═════ Working data ═════
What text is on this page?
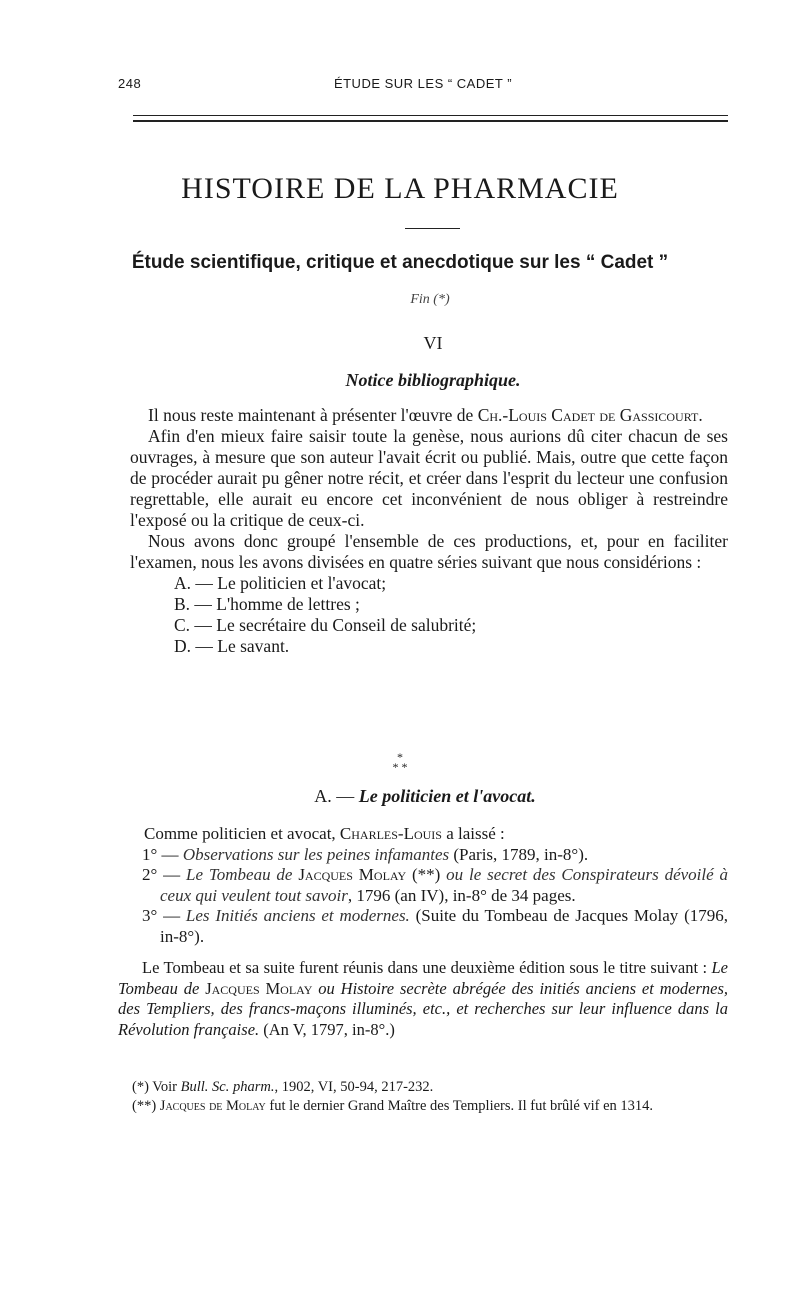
248	ÉTUDE SUR LES “ CADET ”
HISTOIRE DE LA PHARMACIE
Étude scientifique, critique et anecdotique sur les “ Cadet ”
Fin (*)
VI
Notice bibliographique.

Il nous reste maintenant à présenter l'œuvre de Ch.-Louis Cadet de Gassicourt.

Afin d'en mieux faire saisir toute la genèse, nous aurions dû citer chacun de ses ouvrages, à mesure que son auteur l'avait écrit ou publié. Mais, outre que cette façon de procéder aurait pu gêner notre récit, et créer dans l'esprit du lecteur une confusion regrettable, elle aurait eu encore cet inconvénient de nous obliger à restreindre l'exposé ou la critique de ceux-ci.

Nous avons donc groupé l'ensemble de ces productions, et, pour en faciliter l'examen, nous les avons divisées en quatre séries suivant que nous considérions :

A. — Le politicien et l'avocat;

B. — L'homme de lettres ;

C. — Le secrétaire du Conseil de salubrité;

D. — Le savant.

*
* *
A. — Le politicien et l'avocat.

Comme politicien et avocat, Charles-Louis a laissé :

1° — Observations sur les peines infamantes (Paris, 1789, in-8°).

2° — Le Tombeau de Jacques Molay (**) ou le secret des Conspirateurs dévoilé à ceux qui veulent tout savoir, 1796 (an IV), in-8° de 34 pages.

3° — Les Initiés anciens et modernes. (Suite du Tombeau de Jacques Molay (1796, in-8°).

Le Tombeau et sa suite furent réunis dans une deuxième édition sous le titre suivant : Le Tombeau de Jacques Molay ou Histoire secrète abrégée des initiés anciens et modernes, des Templiers, des francs-maçons illuminés, etc., et recherches sur leur influence dans la Révolution française. (An V, 1797, in-8°.)

(*) Voir Bull. Sc. pharm., 1902, VI, 50-94, 217-232.

(**) Jacques de Molay fut le dernier Grand Maître des Templiers. Il fut brûlé vif en 1314.
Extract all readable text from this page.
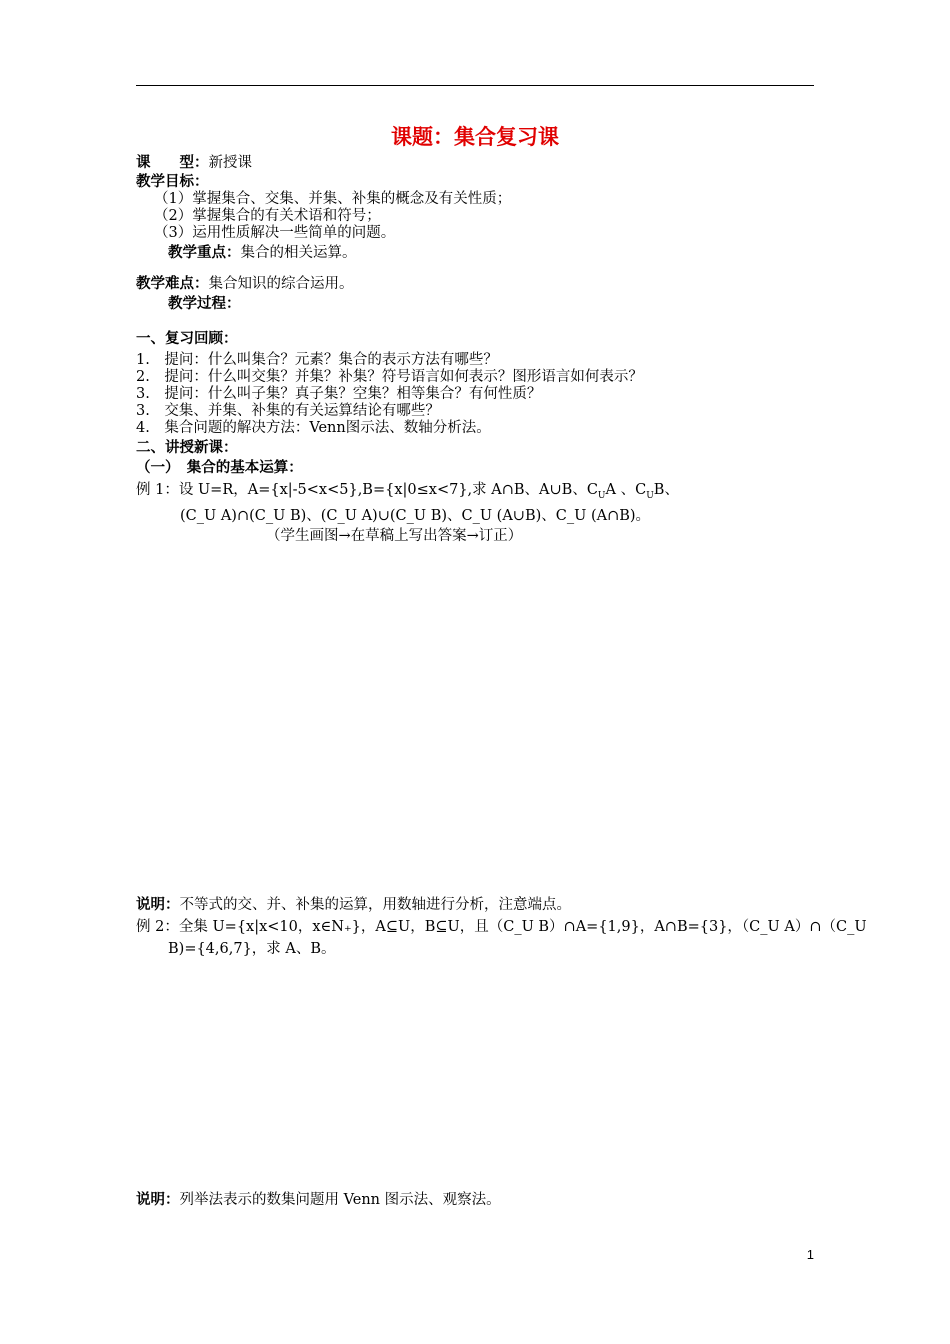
课题：集合复习课
课　　型：新授课
教学目标：
（1）掌握集合、交集、并集、补集的概念及有关性质；
（2）掌握集合的有关术语和符号；
（3）运用性质解决一些简单的问题。
教学重点：集合的相关运算。
教学难点：集合知识的综合运用。
教学过程：
一、复习回顾：
1.　提问：什么叫集合？元素？集合的表示方法有哪些？
2.　提问：什么叫交集？并集？补集？符号语言如何表示？图形语言如何表示？
3.　提问：什么叫子集？真子集？空集？相等集合？有何性质？
3.　交集、并集、补集的有关运算结论有哪些？
4.　集合问题的解决方法：Venn图示法、数轴分析法。
二、讲授新课：
（一）　集合的基本运算：
例 1：设 U=R，A={x|-5<x<5},B={x|0≤x<7},求 A∩B、A∪B、$C_UA$ 、$C_UB$、
(C_U A)∩(C_U B)、(C_U A)∪(C_U B)、C_U (A∪B)、C_U (A∩B)。
（学生画图→在草稿上写出答案→订正）
说明：不等式的交、并、补集的运算，用数轴进行分析，注意端点。
例 2：全集 U={x|x<10，x∈N₊}，A⊆U，B⊆U，且（C_U B）∩A={1,9}，A∩B={3}，（C_U A）∩（C_U
B)={4,6,7}，求 A、B。
说明：列举法表示的数集问题用 Venn 图示法、观察法。
1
═════
*Exercise task:* Do not include images; quote all of the entries above exactly.

*Task response:*
What text is on this page?
248	ÉTUDE SUR LES “ CADET ”
HISTOIRE DE LA PHARMACIE
Étude scientifique, critique et anecdotique sur les “ Cadet ”
Fin (*)
VI
Notice bibliographique.

Il nous reste maintenant à présenter l'œuvre de Ch.-Louis Cadet de Gassicourt.

Afin d'en mieux faire saisir toute la genèse, nous aurions dû citer chacun de ses ouvrages, à mesure que son auteur l'avait écrit ou publié. Mais, outre que cette façon de procéder aurait pu gêner notre récit, et créer dans l'esprit du lecteur une confusion regrettable, elle aurait eu encore cet inconvénient de nous obliger à restreindre l'exposé ou la critique de ceux-ci.

Nous avons donc groupé l'ensemble de ces productions, et, pour en faciliter l'examen, nous les avons divisées en quatre séries suivant que nous considérions :

A. — Le politicien et l'avocat;

B. — L'homme de lettres ;

C. — Le secrétaire du Conseil de salubrité;

D. — Le savant.

*
* *
A. — Le politicien et l'avocat.

Comme politicien et avocat, Charles-Louis a laissé :

1° — Observations sur les peines infamantes (Paris, 1789, in-8°).

2° — Le Tombeau de Jacques Molay (**) ou le secret des Conspirateurs dévoilé à ceux qui veulent tout savoir, 1796 (an IV), in-8° de 34 pages.

3° — Les Initiés anciens et modernes. (Suite du Tombeau de Jacques Molay (1796, in-8°).

Le Tombeau et sa suite furent réunis dans une deuxième édition sous le titre suivant : Le Tombeau de Jacques Molay ou Histoire secrète abrégée des initiés anciens et modernes, des Templiers, des francs-maçons illuminés, etc., et recherches sur leur influence dans la Révolution française. (An V, 1797, in-8°.)

(*) Voir Bull. Sc. pharm., 1902, VI, 50-94, 217-232.

(**) Jacques de Molay fut le dernier Grand Maître des Templiers. Il fut brûlé vif en 1314.
Extract all readable text from this page.
课题：集合复习课
课　　型：新授课
教学目标：
（1）掌握集合、交集、并集、补集的概念及有关性质；
（2）掌握集合的有关术语和符号；
（3）运用性质解决一些简单的问题。
教学重点：集合的相关运算。
教学难点：集合知识的综合运用。
教学过程：
一、复习回顾：
1.　提问：什么叫集合？元素？集合的表示方法有哪些？
2.　提问：什么叫交集？并集？补集？符号语言如何表示？图形语言如何表示？
3.　提问：什么叫子集？真子集？空集？相等集合？有何性质？
3.　交集、并集、补集的有关运算结论有哪些？
4.　集合问题的解决方法：Venn图示法、数轴分析法。
二、讲授新课：
（一）　集合的基本运算：
例 1：设 U=R，A={x|-5<x<5},B={x|0≤x<7},求 A∩B、A∪B、$C_UA$ 、$C_UB$、
(C_U A)∩(C_U B)、(C_U A)∪(C_U B)、C_U (A∪B)、C_U (A∩B)。
（学生画图→在草稿上写出答案→订正）
说明：不等式的交、并、补集的运算，用数轴进行分析，注意端点。
例 2：全集 U={x|x<10，x∈N₊}，A⊆U，B⊆U，且（C_U B）∩A={1,9}，A∩B={3}，（C_U A）∩（C_U
B)={4,6,7}，求 A、B。
说明：列举法表示的数集问题用 Venn 图示法、观察法。
1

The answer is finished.